— START OF Records supplied —
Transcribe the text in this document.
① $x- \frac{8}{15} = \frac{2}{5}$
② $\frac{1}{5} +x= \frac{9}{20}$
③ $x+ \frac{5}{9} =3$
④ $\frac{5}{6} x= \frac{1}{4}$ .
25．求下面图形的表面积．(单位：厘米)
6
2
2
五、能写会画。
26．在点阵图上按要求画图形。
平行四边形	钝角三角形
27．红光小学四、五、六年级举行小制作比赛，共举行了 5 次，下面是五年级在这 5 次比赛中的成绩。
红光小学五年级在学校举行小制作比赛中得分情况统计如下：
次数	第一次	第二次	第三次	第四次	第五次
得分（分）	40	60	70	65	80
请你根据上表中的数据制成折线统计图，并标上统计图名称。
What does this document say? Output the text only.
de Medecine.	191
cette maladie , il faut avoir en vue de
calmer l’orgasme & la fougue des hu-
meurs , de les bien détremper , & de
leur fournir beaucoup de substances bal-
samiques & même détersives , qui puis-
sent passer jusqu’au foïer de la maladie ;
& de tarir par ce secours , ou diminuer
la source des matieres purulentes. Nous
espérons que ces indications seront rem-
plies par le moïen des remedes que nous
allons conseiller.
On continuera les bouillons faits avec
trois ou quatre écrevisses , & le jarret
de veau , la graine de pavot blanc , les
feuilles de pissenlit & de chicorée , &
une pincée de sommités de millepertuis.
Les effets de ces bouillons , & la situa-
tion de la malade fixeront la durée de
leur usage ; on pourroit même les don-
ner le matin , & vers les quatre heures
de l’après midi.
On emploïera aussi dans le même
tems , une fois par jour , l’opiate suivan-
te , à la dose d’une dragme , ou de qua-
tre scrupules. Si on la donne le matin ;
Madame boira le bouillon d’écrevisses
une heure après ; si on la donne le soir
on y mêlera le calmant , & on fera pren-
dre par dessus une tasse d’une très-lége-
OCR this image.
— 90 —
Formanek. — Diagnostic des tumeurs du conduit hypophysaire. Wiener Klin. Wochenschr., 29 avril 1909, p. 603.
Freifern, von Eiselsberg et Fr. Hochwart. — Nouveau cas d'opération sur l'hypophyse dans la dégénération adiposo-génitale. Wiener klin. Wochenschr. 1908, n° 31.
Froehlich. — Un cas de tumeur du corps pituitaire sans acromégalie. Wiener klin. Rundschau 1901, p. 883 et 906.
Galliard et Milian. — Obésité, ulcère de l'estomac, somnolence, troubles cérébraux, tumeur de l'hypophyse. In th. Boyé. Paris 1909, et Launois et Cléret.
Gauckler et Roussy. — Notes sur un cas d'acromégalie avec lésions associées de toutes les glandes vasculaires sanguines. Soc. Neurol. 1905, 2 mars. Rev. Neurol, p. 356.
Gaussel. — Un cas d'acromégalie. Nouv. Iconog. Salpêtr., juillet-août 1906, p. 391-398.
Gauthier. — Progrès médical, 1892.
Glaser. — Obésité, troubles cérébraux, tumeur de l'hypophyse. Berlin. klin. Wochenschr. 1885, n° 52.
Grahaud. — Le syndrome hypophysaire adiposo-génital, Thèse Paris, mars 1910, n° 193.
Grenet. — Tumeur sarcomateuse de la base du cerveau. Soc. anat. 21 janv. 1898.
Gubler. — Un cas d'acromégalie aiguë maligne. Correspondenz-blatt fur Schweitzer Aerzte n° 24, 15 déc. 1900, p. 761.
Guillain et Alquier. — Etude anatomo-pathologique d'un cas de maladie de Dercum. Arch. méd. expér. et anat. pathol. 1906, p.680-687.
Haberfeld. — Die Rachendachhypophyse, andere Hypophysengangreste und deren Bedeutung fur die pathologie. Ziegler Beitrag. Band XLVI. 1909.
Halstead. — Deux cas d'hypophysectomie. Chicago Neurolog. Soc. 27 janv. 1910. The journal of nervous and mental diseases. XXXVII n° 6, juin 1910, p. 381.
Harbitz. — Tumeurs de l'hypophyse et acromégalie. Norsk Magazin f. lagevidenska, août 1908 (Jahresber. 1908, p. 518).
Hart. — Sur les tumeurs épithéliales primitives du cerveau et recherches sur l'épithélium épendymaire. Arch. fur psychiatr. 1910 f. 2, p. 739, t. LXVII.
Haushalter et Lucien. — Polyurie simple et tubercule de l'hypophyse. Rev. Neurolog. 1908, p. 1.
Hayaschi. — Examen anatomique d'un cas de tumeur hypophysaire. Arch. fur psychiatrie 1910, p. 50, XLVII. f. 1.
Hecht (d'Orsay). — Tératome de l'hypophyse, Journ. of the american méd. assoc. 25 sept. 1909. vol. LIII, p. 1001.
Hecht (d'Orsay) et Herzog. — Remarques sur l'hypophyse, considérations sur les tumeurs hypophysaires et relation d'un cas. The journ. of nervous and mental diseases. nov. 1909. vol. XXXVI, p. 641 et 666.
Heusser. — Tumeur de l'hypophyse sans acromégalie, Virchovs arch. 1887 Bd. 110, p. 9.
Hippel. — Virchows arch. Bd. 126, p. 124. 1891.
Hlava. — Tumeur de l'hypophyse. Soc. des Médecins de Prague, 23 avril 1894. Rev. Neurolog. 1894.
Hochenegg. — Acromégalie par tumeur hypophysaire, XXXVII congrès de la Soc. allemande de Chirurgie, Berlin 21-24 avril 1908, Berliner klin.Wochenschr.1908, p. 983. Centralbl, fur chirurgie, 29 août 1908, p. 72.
— END OF Records supplied —
Aim: Look over the listing above. Pick out and copy every line that includes "Paris".

Reply:
Galliard et Milian. — Obésité, ulcère de l'estomac, somnolence, troubles cérébraux, tumeur de l'hypophyse. In th. Boyé. Paris 1909, et Launois et Cléret.
Grahaud. — Le syndrome hypophysaire adiposo-génital, Thèse Paris, mars 1910, n° 193.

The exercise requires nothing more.